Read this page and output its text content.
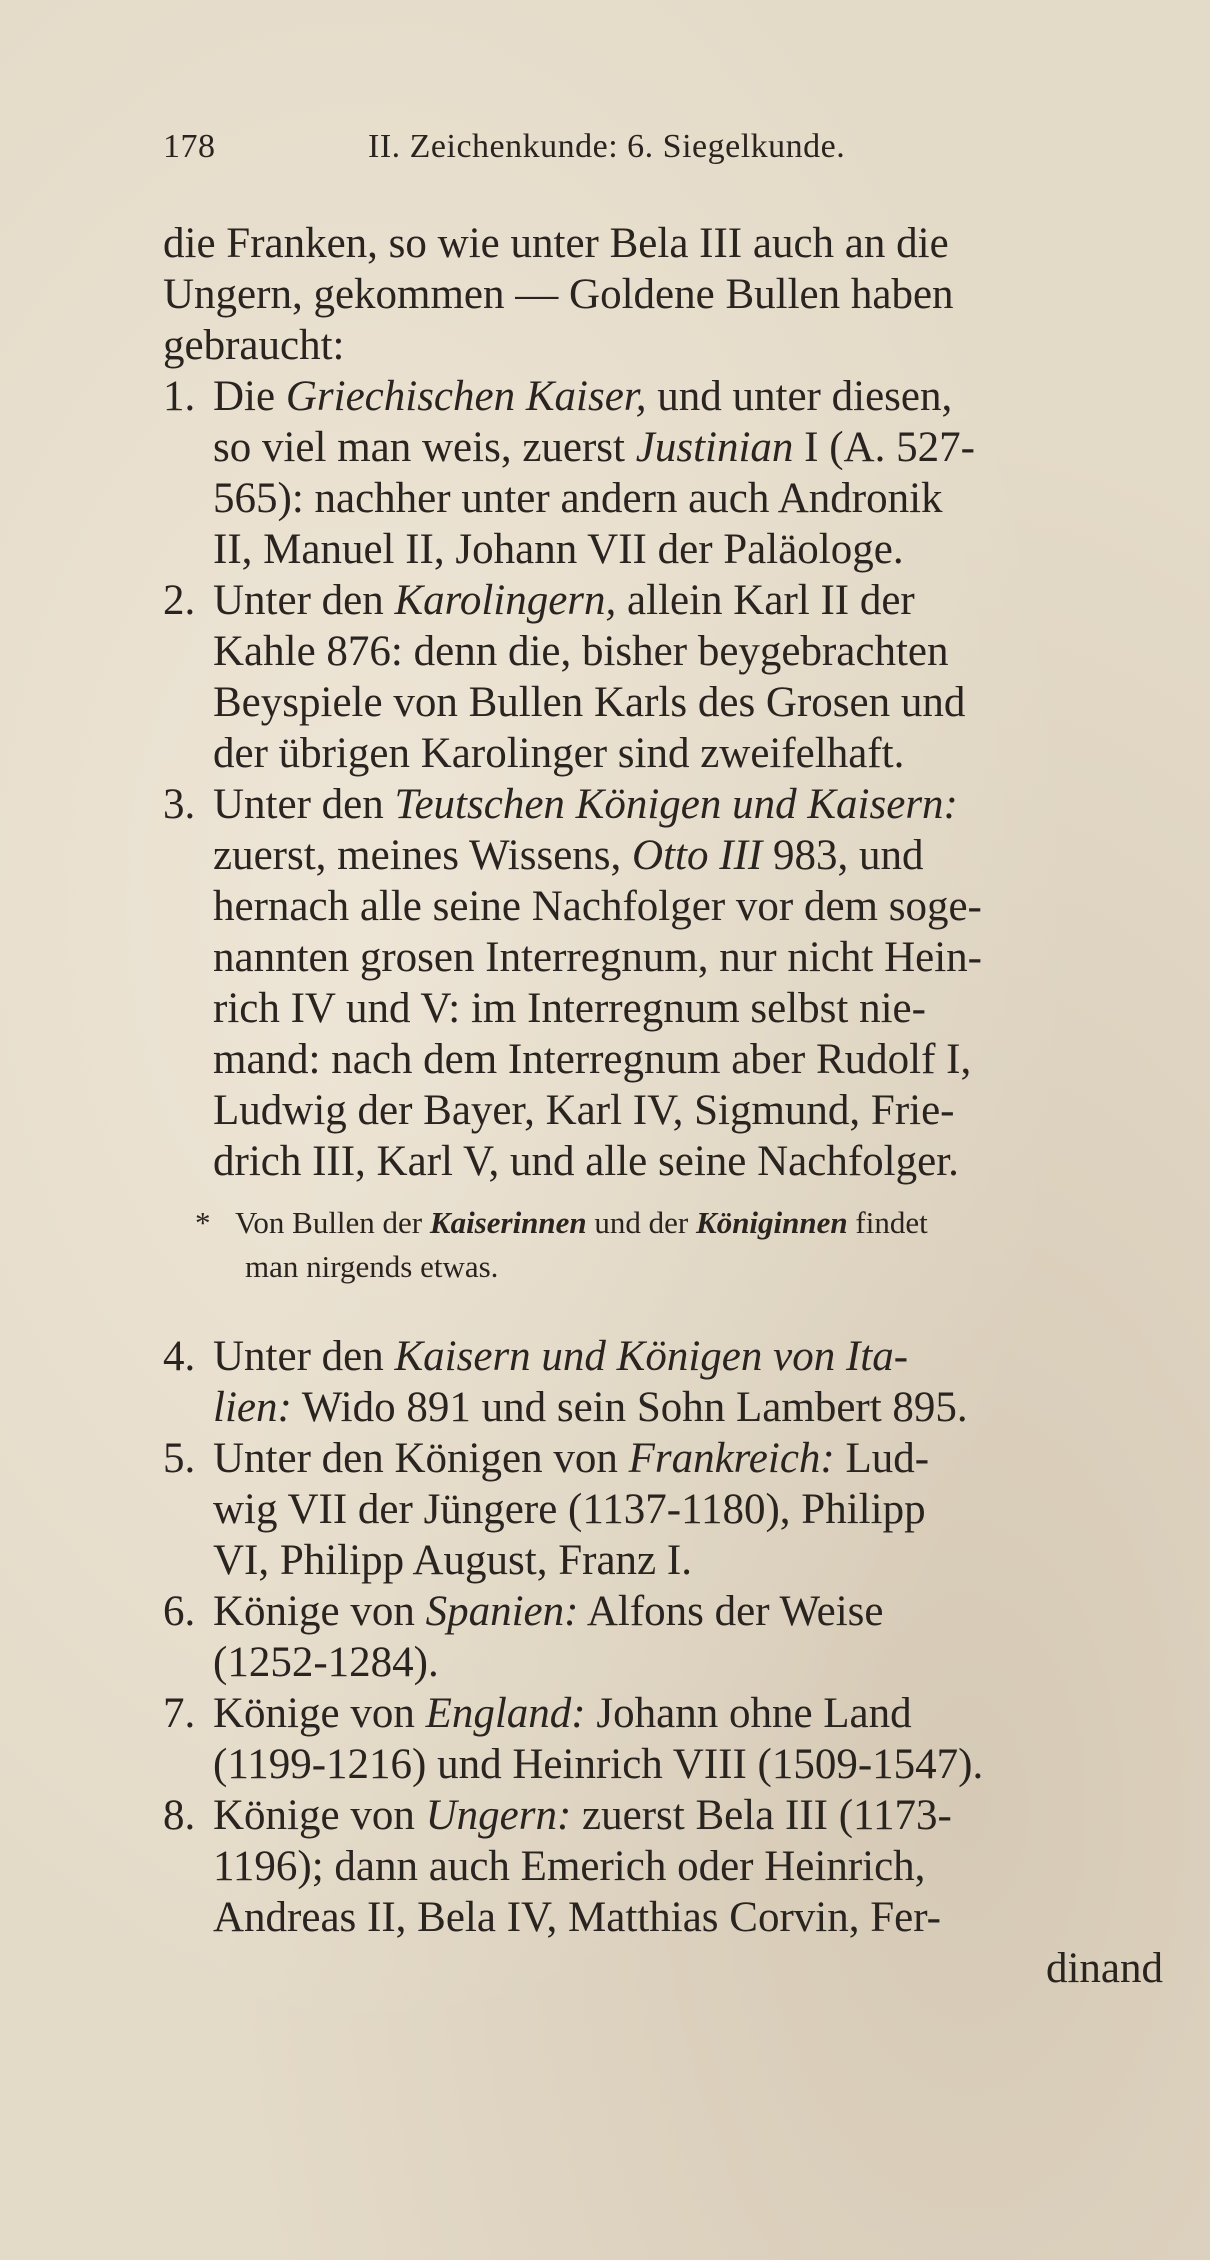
178	II. Zeichenkunde: 6. Siegelkunde.
die Franken, so wie unter Bela III auch an die
Ungern, gekommen — Goldene Bullen haben
gebraucht:
1. Die Griechischen Kaiser, und unter diesen,
so viel man weis, zuerst Justinian I (A. 527-
565): nachher unter andern auch Andronik
II, Manuel II, Johann VII der Paläologe.
2. Unter den Karolingern, allein Karl II der
Kahle 876: denn die, bisher beygebrachten
Beyspiele von Bullen Karls des Grosen und
der übrigen Karolinger sind zweifelhaft.
3. Unter den Teutschen Königen und Kaisern:
zuerst, meines Wissens, Otto III 983, und
hernach alle seine Nachfolger vor dem soge-
nannten grosen Interregnum, nur nicht Hein-
rich IV und V: im Interregnum selbst nie-
mand: nach dem Interregnum aber Rudolf I,
Ludwig der Bayer, Karl IV, Sigmund, Frie-
drich III, Karl V, und alle seine Nachfolger.
* Von Bullen der Kaiserinnen und der Königinnen findet
man nirgends etwas.
4. Unter den Kaisern und Königen von Ita-
lien: Wido 891 und sein Sohn Lambert 895.
5. Unter den Königen von Frankreich: Lud-
wig VII der Jüngere (1137-1180), Philipp
VI, Philipp August, Franz I.
6. Könige von Spanien: Alfons der Weise
(1252-1284).
7. Könige von England: Johann ohne Land
(1199-1216) und Heinrich VIII (1509-1547).
8. Könige von Ungern: zuerst Bela III (1173-
1196); dann auch Emerich oder Heinrich,
Andreas II, Bela IV, Matthias Corvin, Fer-
dinand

What is needed -
Give only the number of lines in the material above that hold the word "Bela".

Solution to this exercise -
3